[EXERCISE DETAILS]:
Below are some records. Say how many of their lines contain the string "labels", and give nothing but the number.

[INPUT RECORDS]:
☆ ☆ ☆

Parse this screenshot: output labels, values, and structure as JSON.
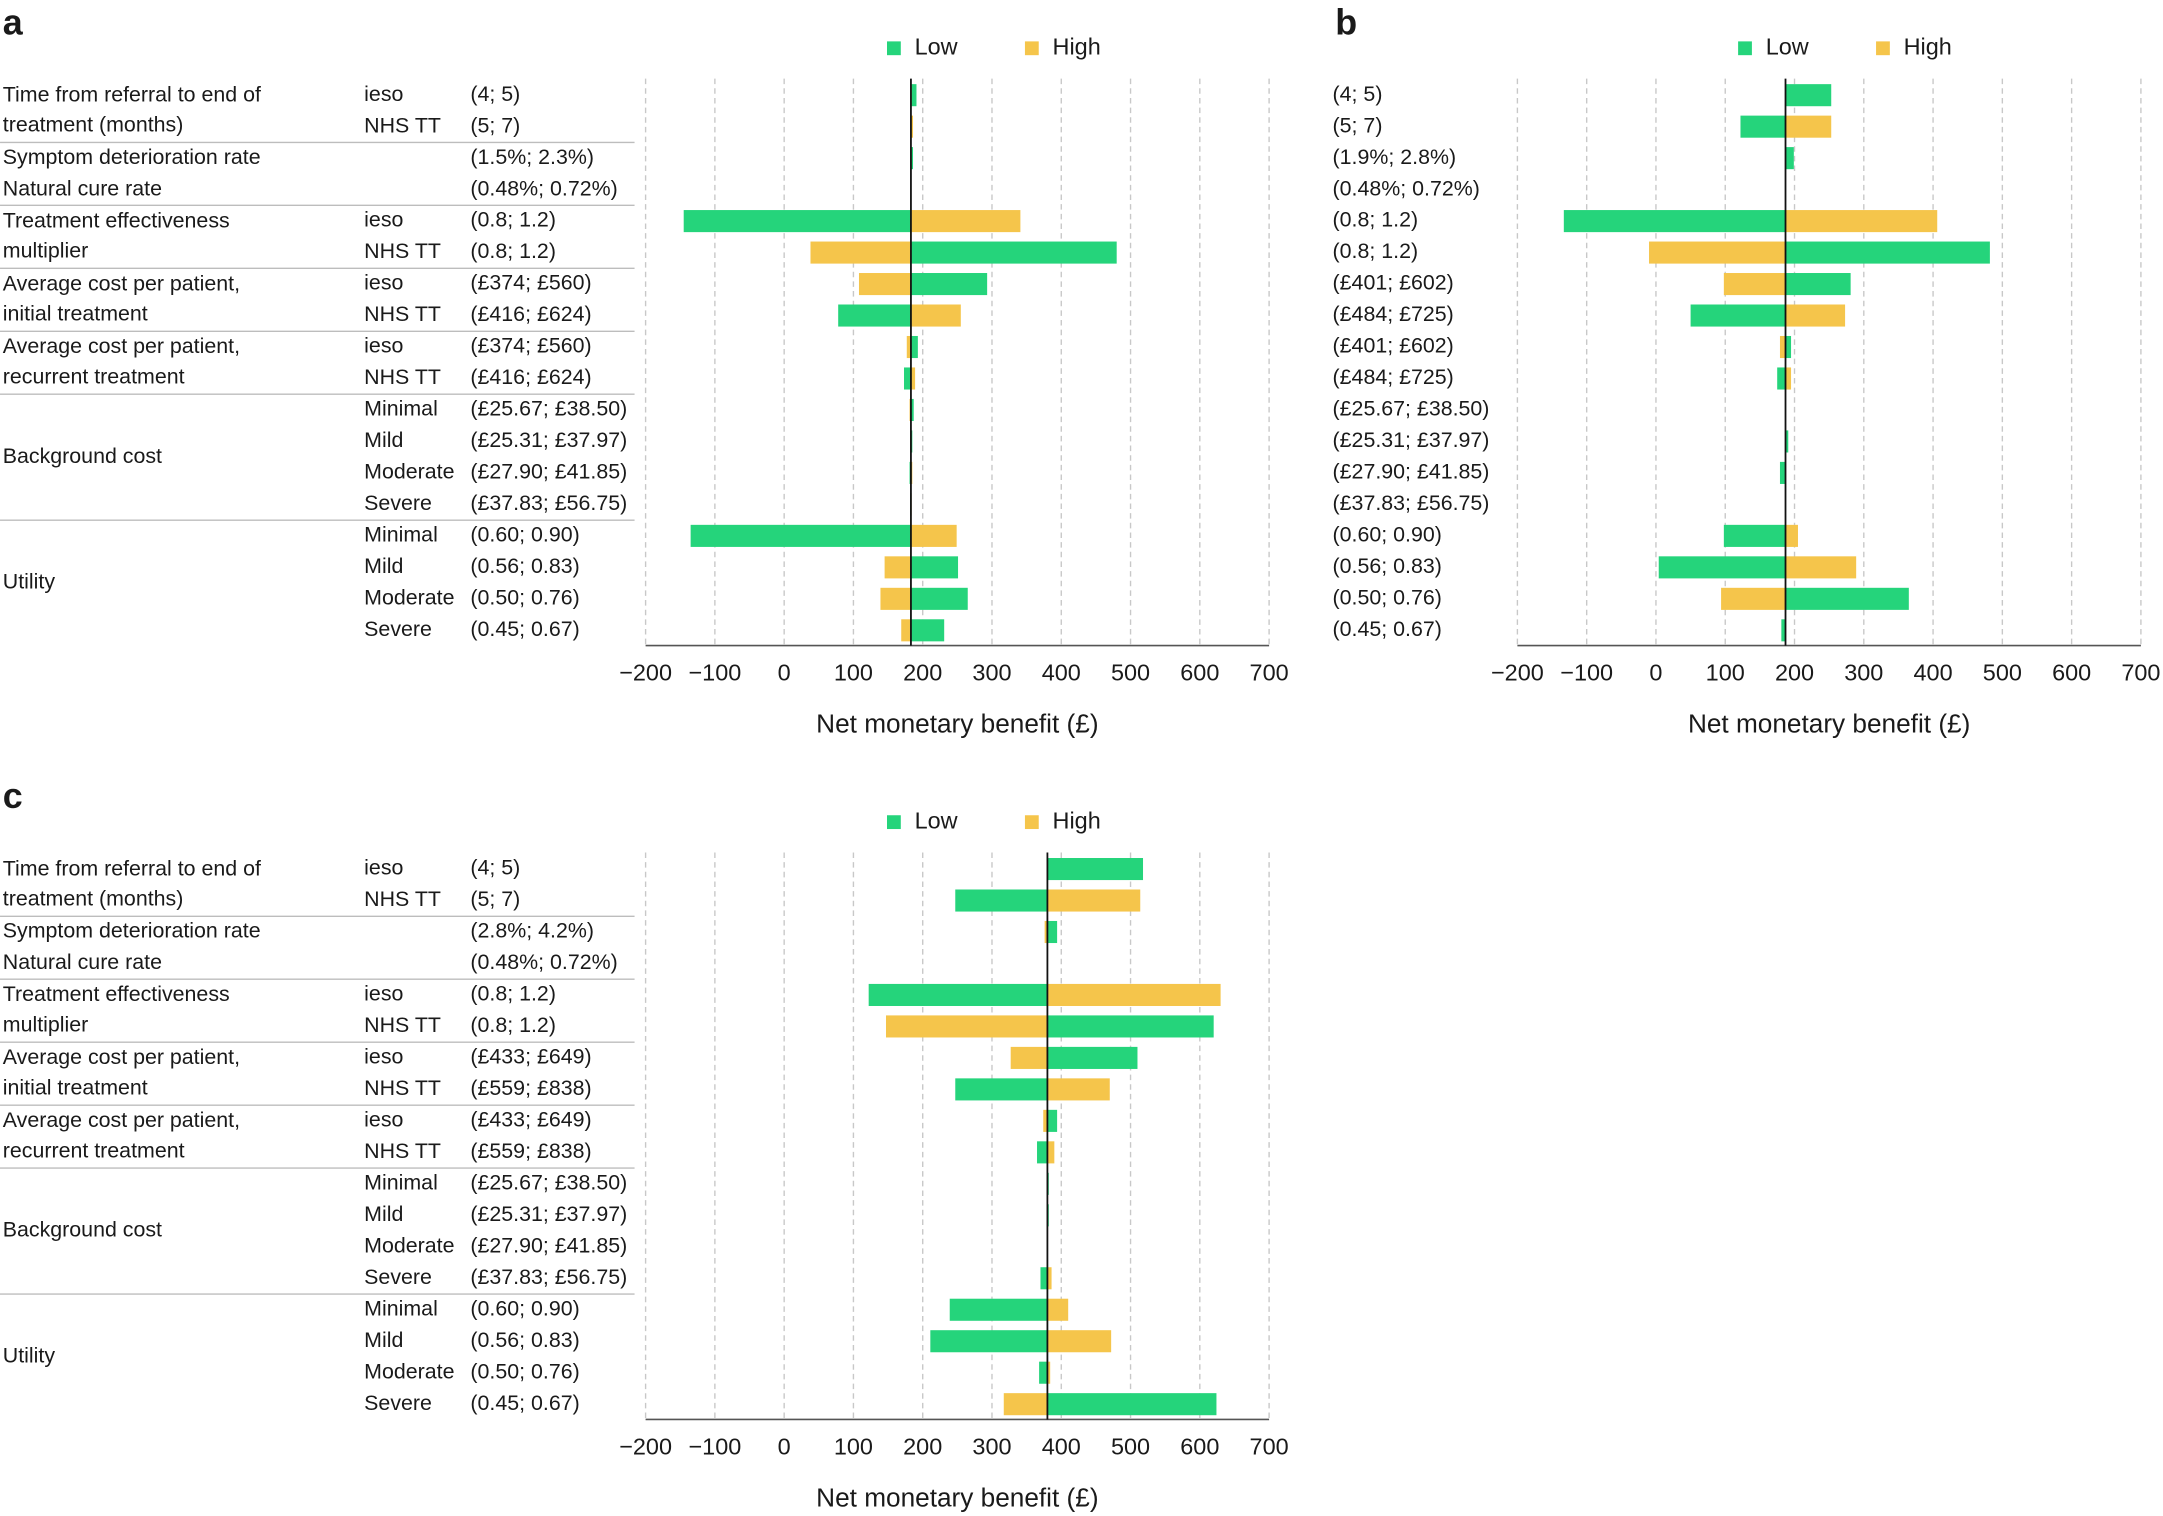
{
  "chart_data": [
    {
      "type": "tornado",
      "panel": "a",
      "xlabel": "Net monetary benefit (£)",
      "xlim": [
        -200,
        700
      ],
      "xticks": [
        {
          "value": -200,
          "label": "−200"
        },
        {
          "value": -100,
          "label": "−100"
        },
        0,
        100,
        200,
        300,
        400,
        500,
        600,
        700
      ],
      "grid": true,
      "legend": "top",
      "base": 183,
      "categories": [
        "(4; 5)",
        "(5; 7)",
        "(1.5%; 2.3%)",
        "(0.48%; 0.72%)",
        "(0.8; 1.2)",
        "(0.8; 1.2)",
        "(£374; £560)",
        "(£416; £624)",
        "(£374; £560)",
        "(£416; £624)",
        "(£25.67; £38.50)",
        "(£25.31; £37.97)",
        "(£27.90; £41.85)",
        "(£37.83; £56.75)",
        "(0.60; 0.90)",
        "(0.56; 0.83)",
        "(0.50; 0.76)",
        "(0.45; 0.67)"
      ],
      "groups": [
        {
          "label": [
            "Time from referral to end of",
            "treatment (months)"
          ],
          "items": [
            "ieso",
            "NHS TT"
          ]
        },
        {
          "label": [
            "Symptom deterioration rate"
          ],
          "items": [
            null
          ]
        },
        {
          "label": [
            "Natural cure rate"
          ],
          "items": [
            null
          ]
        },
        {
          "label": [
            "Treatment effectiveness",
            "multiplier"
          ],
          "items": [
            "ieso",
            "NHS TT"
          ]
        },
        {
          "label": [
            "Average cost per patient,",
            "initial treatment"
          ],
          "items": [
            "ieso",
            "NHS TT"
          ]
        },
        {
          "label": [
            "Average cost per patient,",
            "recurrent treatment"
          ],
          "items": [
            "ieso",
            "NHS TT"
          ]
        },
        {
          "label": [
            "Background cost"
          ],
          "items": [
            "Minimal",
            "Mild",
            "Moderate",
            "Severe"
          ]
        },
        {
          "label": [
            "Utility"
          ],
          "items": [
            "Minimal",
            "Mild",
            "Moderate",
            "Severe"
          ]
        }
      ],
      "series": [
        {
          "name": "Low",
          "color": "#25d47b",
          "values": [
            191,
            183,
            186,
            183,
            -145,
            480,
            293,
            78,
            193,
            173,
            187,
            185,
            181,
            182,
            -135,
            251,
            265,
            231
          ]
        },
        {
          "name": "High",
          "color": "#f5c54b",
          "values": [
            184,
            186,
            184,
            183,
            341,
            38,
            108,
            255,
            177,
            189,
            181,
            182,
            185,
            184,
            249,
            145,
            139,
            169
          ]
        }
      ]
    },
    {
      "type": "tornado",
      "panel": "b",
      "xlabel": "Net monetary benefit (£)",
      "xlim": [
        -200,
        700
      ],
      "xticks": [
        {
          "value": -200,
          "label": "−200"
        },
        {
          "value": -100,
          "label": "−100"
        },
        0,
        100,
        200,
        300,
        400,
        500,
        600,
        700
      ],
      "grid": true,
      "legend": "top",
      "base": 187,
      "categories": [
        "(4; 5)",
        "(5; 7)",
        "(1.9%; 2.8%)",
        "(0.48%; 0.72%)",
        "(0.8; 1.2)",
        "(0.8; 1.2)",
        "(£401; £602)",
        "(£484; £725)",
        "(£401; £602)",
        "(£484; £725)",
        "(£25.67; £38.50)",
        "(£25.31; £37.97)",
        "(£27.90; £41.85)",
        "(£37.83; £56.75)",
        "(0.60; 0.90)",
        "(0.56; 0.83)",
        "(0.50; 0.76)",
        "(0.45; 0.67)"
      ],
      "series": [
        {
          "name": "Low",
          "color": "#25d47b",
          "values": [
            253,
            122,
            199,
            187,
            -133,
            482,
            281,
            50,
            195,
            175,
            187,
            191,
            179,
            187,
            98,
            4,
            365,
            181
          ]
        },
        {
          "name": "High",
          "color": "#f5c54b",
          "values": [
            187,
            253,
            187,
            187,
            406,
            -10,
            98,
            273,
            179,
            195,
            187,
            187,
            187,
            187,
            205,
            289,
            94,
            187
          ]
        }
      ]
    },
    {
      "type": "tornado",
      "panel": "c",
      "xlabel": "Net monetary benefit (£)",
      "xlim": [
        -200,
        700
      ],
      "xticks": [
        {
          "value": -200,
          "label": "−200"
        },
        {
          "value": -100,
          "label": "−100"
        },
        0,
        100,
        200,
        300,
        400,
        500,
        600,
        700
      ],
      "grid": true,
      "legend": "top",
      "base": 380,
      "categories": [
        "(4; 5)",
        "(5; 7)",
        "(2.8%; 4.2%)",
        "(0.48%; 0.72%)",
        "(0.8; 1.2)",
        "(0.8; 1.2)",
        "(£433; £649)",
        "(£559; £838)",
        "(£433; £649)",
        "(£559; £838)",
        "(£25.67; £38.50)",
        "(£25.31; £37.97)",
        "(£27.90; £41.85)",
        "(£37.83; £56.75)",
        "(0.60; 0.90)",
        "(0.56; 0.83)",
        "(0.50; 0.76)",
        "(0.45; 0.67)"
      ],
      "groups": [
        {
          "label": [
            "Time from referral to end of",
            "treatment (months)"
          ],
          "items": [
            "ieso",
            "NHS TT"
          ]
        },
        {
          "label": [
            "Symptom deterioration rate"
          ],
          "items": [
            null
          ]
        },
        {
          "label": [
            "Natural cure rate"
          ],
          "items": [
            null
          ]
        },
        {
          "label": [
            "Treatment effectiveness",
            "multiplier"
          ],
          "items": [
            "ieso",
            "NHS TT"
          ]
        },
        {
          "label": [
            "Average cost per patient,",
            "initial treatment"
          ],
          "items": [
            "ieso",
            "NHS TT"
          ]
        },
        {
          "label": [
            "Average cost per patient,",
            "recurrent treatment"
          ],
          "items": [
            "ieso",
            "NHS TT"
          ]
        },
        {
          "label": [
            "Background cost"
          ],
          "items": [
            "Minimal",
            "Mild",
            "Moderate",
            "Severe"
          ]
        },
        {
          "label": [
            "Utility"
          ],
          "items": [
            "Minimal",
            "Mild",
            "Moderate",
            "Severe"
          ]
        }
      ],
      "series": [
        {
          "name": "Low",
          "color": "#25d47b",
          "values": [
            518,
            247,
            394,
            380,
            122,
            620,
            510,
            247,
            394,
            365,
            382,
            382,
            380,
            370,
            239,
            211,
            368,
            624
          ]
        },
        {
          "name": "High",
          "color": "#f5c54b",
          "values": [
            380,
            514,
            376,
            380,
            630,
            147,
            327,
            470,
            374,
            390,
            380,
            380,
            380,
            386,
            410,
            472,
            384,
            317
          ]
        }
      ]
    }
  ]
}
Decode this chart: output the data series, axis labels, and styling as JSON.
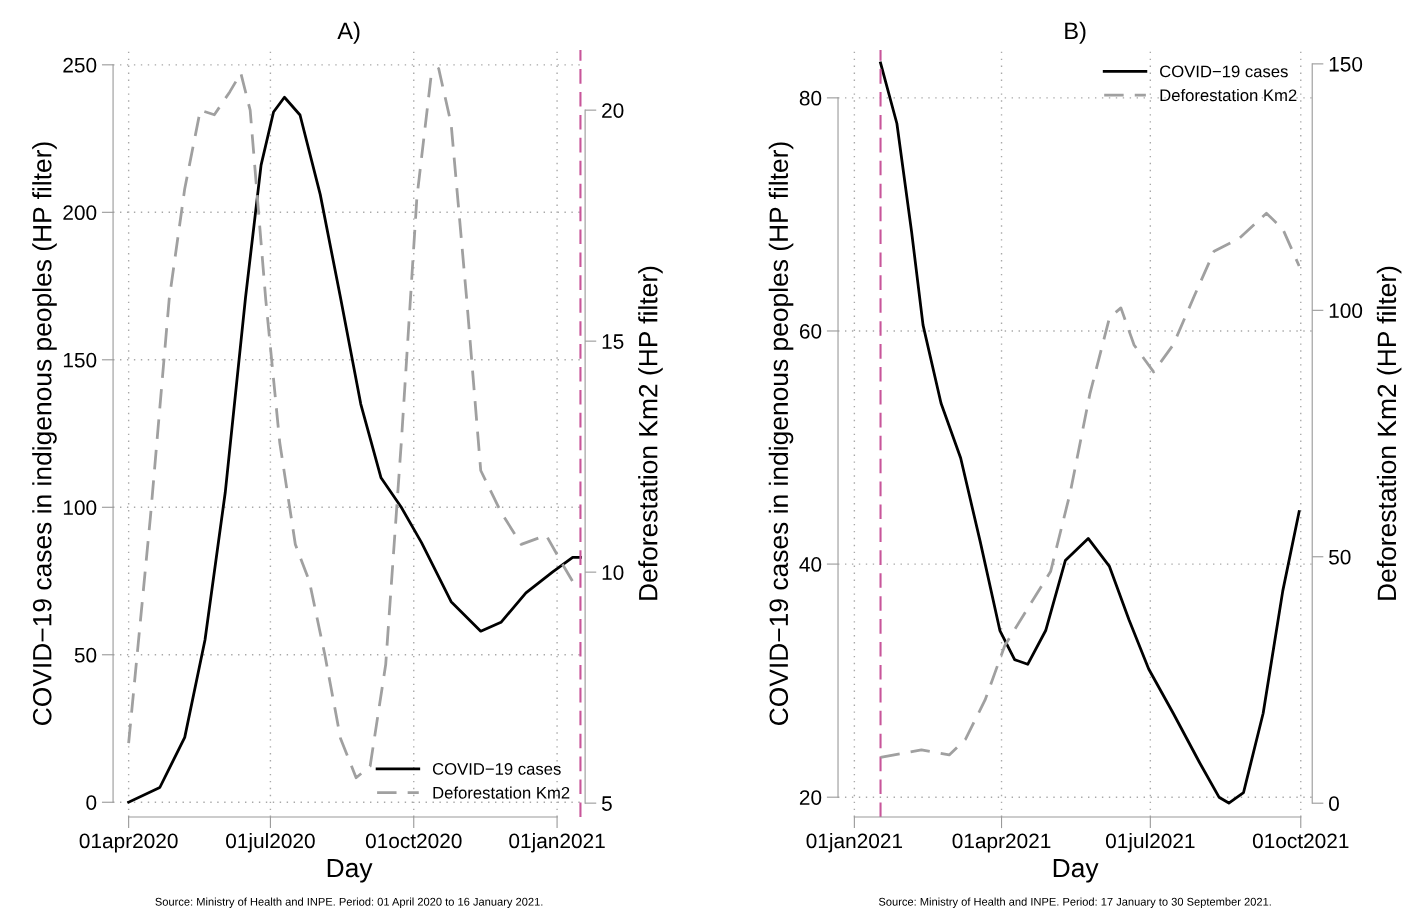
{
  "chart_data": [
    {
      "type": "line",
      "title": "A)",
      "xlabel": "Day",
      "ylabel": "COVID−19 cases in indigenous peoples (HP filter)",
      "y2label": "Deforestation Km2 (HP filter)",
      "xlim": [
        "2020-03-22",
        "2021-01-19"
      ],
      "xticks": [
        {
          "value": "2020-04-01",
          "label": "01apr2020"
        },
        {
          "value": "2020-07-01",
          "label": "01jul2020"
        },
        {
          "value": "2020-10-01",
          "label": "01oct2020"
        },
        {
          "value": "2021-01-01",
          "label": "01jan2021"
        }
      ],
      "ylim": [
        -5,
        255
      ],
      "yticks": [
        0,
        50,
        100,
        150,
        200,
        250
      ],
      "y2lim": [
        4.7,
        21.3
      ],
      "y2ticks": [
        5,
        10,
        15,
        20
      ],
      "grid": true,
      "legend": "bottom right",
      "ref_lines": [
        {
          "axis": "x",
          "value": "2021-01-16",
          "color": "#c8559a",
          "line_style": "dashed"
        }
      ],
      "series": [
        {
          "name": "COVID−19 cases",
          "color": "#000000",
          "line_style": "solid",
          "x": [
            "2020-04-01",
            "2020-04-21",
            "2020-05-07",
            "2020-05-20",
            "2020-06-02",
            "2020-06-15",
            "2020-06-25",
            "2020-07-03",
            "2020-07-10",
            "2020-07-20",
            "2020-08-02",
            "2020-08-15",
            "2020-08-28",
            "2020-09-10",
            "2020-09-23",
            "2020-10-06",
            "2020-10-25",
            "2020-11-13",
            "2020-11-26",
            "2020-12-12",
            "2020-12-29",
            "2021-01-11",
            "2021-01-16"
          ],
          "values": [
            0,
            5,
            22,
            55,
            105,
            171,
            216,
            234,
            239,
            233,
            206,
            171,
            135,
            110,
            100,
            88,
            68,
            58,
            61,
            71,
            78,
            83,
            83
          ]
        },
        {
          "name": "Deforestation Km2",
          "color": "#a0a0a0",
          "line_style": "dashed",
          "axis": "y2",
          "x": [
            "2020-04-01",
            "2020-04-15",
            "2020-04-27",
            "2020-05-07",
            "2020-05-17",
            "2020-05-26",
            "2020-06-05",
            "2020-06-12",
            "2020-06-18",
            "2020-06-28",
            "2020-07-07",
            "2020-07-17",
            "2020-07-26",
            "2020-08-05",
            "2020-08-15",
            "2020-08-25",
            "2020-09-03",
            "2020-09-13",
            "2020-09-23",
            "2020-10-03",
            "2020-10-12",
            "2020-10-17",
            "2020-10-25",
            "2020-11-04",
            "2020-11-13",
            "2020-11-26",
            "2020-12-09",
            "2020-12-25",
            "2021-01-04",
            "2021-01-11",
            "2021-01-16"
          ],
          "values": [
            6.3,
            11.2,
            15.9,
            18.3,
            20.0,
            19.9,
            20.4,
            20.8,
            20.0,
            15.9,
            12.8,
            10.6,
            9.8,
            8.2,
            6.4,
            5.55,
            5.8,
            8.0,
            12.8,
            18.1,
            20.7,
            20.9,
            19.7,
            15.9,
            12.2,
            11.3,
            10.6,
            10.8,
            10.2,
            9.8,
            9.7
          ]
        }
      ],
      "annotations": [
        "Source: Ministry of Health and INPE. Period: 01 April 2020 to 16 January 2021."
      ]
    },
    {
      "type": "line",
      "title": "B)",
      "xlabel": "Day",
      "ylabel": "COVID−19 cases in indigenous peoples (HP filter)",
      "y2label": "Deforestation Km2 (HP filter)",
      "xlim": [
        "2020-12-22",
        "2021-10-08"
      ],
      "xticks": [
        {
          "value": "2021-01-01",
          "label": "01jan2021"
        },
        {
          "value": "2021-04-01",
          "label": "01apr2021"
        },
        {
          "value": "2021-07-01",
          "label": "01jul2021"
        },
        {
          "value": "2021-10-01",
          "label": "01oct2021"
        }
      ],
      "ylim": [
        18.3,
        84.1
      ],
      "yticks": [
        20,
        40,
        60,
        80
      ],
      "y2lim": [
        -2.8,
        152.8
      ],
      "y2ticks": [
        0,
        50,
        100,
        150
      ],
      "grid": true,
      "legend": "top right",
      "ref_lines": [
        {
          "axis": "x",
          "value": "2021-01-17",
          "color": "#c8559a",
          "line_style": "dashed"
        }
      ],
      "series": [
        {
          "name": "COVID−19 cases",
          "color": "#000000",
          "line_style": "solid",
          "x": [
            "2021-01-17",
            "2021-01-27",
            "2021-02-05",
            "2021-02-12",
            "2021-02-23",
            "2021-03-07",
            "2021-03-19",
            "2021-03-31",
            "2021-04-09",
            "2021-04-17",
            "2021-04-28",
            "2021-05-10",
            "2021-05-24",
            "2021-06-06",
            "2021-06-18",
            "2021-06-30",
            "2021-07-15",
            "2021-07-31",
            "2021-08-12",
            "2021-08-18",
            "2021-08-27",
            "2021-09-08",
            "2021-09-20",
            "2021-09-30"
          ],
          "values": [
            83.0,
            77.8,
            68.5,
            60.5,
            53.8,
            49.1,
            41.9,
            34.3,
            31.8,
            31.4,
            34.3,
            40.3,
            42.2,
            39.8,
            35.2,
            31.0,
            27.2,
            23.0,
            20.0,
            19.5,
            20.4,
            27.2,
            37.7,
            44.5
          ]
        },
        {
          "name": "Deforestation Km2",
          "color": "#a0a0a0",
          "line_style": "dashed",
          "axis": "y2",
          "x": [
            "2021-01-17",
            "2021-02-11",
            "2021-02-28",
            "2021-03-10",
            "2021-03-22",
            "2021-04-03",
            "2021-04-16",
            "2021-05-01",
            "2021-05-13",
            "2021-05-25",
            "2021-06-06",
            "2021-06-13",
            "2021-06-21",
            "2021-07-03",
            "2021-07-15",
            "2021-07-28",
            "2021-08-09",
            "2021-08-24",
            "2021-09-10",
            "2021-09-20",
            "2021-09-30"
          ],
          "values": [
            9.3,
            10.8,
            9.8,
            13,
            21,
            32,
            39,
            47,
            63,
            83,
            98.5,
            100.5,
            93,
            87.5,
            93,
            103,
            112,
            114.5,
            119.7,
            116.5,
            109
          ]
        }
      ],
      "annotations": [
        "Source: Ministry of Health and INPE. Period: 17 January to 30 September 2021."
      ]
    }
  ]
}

☆ ☆ ☆

[WORKED ANSWER]:
2